### [A block of data]
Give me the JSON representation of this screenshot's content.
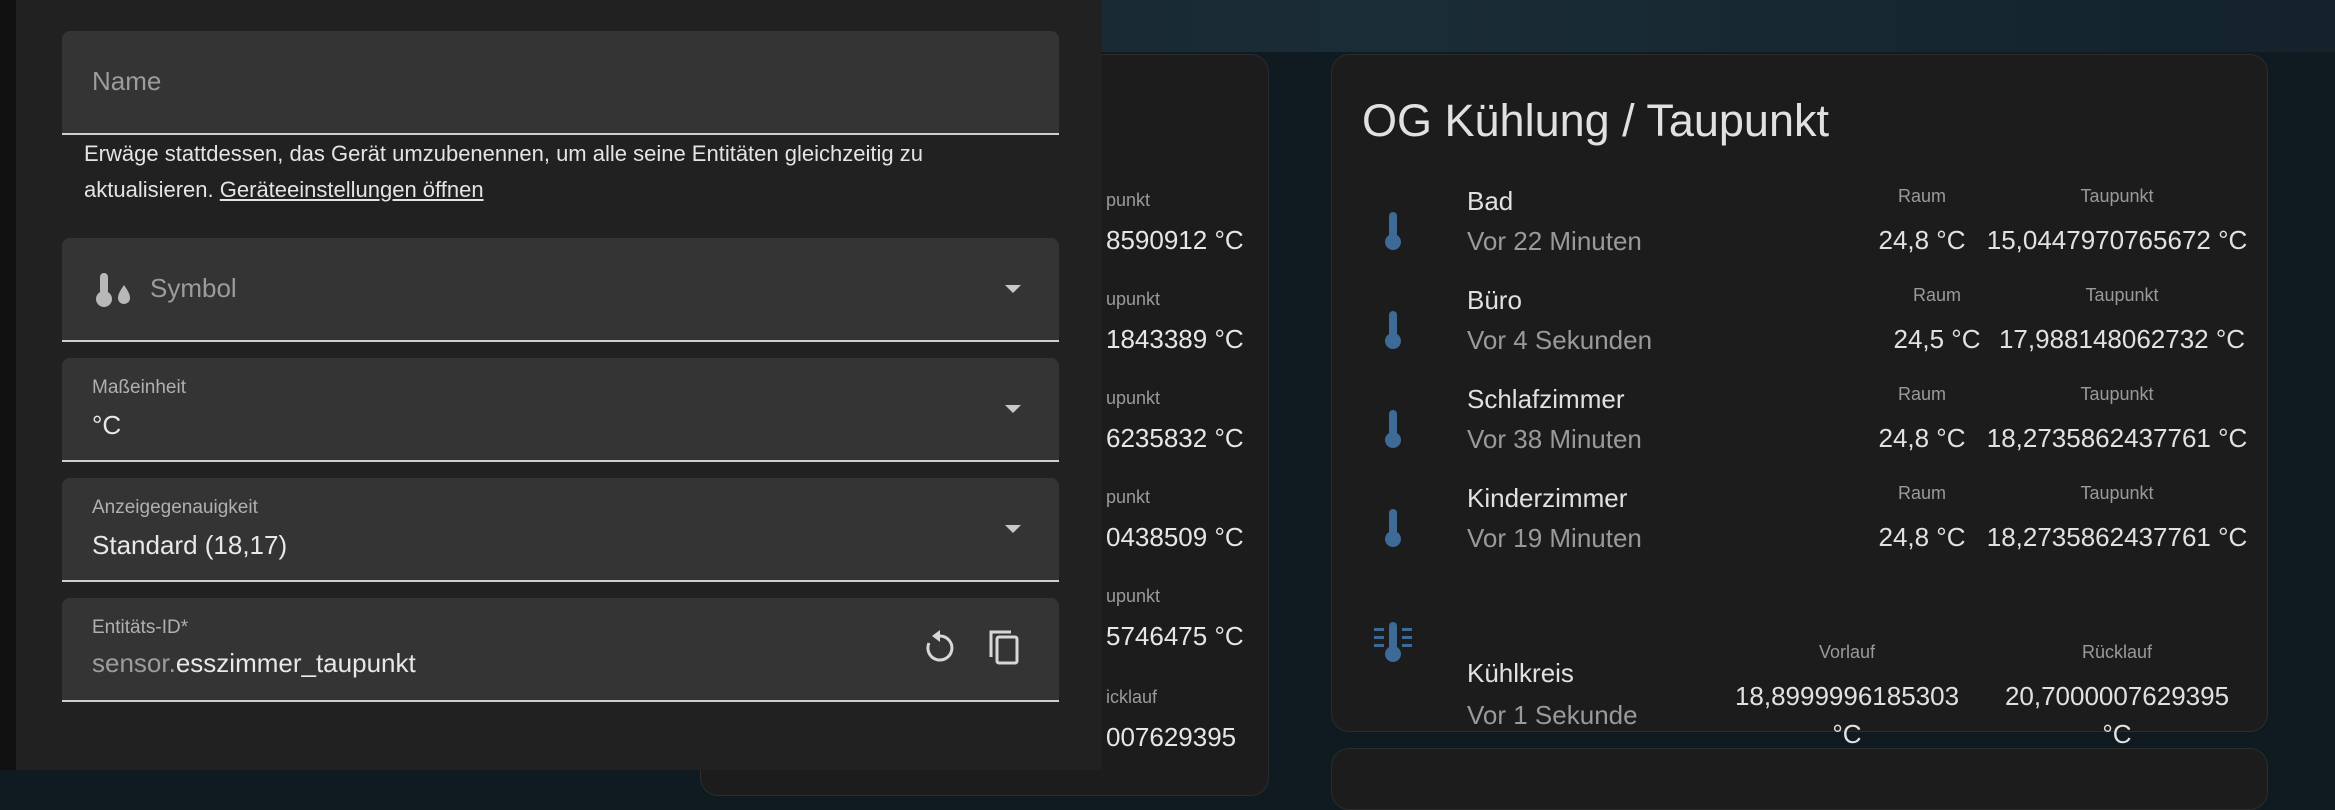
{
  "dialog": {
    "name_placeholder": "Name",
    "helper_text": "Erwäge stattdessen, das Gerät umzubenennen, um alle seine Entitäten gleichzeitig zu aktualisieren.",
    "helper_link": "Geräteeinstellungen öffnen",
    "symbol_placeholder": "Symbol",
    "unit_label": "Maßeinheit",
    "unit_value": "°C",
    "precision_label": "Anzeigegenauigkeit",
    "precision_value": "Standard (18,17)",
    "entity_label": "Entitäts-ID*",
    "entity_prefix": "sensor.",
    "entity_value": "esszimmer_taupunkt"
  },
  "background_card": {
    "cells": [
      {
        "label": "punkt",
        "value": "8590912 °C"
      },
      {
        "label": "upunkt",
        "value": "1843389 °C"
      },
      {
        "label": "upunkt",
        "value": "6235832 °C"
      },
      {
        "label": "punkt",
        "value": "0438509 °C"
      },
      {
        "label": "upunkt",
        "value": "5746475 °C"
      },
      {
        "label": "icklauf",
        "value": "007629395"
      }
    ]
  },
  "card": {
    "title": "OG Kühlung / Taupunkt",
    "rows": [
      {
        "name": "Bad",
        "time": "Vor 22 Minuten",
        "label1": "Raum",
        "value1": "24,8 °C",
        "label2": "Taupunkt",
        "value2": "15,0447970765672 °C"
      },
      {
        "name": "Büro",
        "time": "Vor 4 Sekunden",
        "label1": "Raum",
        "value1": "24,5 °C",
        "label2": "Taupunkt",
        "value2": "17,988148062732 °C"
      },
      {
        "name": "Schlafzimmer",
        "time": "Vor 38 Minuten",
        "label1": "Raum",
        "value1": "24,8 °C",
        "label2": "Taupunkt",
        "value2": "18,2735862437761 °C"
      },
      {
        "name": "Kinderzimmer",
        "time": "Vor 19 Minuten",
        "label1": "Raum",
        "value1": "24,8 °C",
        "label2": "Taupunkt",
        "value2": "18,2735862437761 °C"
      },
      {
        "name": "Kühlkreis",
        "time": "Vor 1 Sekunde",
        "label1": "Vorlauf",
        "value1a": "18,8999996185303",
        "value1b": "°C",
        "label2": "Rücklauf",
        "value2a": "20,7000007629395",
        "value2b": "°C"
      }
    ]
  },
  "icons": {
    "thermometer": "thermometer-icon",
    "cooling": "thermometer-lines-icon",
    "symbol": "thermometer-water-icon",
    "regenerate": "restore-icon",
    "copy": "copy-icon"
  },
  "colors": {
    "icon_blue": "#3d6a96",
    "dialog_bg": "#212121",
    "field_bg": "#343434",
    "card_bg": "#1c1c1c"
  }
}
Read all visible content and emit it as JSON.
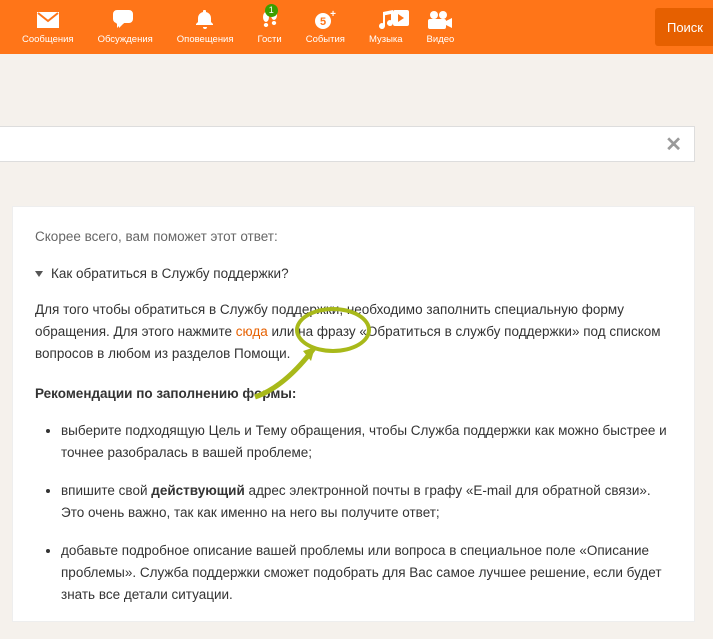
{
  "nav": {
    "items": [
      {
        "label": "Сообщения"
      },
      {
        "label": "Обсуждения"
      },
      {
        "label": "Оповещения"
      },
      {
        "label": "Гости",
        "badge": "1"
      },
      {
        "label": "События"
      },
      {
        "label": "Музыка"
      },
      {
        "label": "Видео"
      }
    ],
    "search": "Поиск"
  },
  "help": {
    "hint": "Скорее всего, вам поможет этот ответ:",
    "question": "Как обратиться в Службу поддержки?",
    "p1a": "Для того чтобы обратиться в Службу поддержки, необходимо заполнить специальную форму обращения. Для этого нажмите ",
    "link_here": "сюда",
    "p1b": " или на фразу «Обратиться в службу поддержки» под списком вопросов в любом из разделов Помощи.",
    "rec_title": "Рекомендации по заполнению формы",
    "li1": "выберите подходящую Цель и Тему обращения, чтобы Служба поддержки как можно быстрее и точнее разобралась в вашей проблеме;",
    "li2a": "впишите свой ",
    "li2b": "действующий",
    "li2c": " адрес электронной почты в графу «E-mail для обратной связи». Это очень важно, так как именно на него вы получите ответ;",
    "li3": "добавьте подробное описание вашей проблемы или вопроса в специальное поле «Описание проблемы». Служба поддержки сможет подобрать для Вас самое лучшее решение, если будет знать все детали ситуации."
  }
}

### [Instructions for the task]
Set every line down exactly as written, leaving each picture out.

### [Answer for this exercise]
Give me the JSON representation of this screenshot's content.
{
  "dialog": {
    "name_placeholder": "Name",
    "helper_text": "Erwäge stattdessen, das Gerät umzubenennen, um alle seine Entitäten gleichzeitig zu aktualisieren.",
    "helper_link": "Geräteeinstellungen öffnen",
    "symbol_placeholder": "Symbol",
    "unit_label": "Maßeinheit",
    "unit_value": "°C",
    "precision_label": "Anzeigegenauigkeit",
    "precision_value": "Standard (18,17)",
    "entity_label": "Entitäts-ID*",
    "entity_prefix": "sensor.",
    "entity_value": "esszimmer_taupunkt"
  },
  "background_card": {
    "cells": [
      {
        "label": "punkt",
        "value": "8590912 °C"
      },
      {
        "label": "upunkt",
        "value": "1843389 °C"
      },
      {
        "label": "upunkt",
        "value": "6235832 °C"
      },
      {
        "label": "punkt",
        "value": "0438509 °C"
      },
      {
        "label": "upunkt",
        "value": "5746475 °C"
      },
      {
        "label": "icklauf",
        "value": "007629395"
      }
    ]
  },
  "card": {
    "title": "OG Kühlung / Taupunkt",
    "rows": [
      {
        "name": "Bad",
        "time": "Vor 22 Minuten",
        "label1": "Raum",
        "value1": "24,8 °C",
        "label2": "Taupunkt",
        "value2": "15,0447970765672 °C"
      },
      {
        "name": "Büro",
        "time": "Vor 4 Sekunden",
        "label1": "Raum",
        "value1": "24,5 °C",
        "label2": "Taupunkt",
        "value2": "17,988148062732 °C"
      },
      {
        "name": "Schlafzimmer",
        "time": "Vor 38 Minuten",
        "label1": "Raum",
        "value1": "24,8 °C",
        "label2": "Taupunkt",
        "value2": "18,2735862437761 °C"
      },
      {
        "name": "Kinderzimmer",
        "time": "Vor 19 Minuten",
        "label1": "Raum",
        "value1": "24,8 °C",
        "label2": "Taupunkt",
        "value2": "18,2735862437761 °C"
      },
      {
        "name": "Kühlkreis",
        "time": "Vor 1 Sekunde",
        "label1": "Vorlauf",
        "value1a": "18,8999996185303",
        "value1b": "°C",
        "label2": "Rücklauf",
        "value2a": "20,7000007629395",
        "value2b": "°C"
      }
    ]
  },
  "icons": {
    "thermometer": "thermometer-icon",
    "cooling": "thermometer-lines-icon",
    "symbol": "thermometer-water-icon",
    "regenerate": "restore-icon",
    "copy": "copy-icon"
  },
  "colors": {
    "icon_blue": "#3d6a96",
    "dialog_bg": "#212121",
    "field_bg": "#343434",
    "card_bg": "#1c1c1c"
  }
}
Read all visible content and emit it as JSON.
{
  "nav": {
    "items": [
      {
        "label": "Сообщения"
      },
      {
        "label": "Обсуждения"
      },
      {
        "label": "Оповещения"
      },
      {
        "label": "Гости",
        "badge": "1"
      },
      {
        "label": "События"
      },
      {
        "label": "Музыка"
      },
      {
        "label": "Видео"
      }
    ],
    "search": "Поиск"
  },
  "help": {
    "hint": "Скорее всего, вам поможет этот ответ:",
    "question": "Как обратиться в Службу поддержки?",
    "p1a": "Для того чтобы обратиться в Службу поддержки, необходимо заполнить специальную форму обращения. Для этого нажмите ",
    "link_here": "сюда",
    "p1b": " или на фразу «Обратиться в службу поддержки» под списком вопросов в любом из разделов Помощи.",
    "rec_title": "Рекомендации по заполнению формы",
    "li1": "выберите подходящую Цель и Тему обращения, чтобы Служба поддержки как можно быстрее и точнее разобралась в вашей проблеме;",
    "li2a": "впишите свой ",
    "li2b": "действующий",
    "li2c": " адрес электронной почты в графу «E-mail для обратной связи». Это очень важно, так как именно на него вы получите ответ;",
    "li3": "добавьте подробное описание вашей проблемы или вопроса в специальное поле «Описание проблемы». Служба поддержки сможет подобрать для Вас самое лучшее решение, если будет знать все детали ситуации."
  }
}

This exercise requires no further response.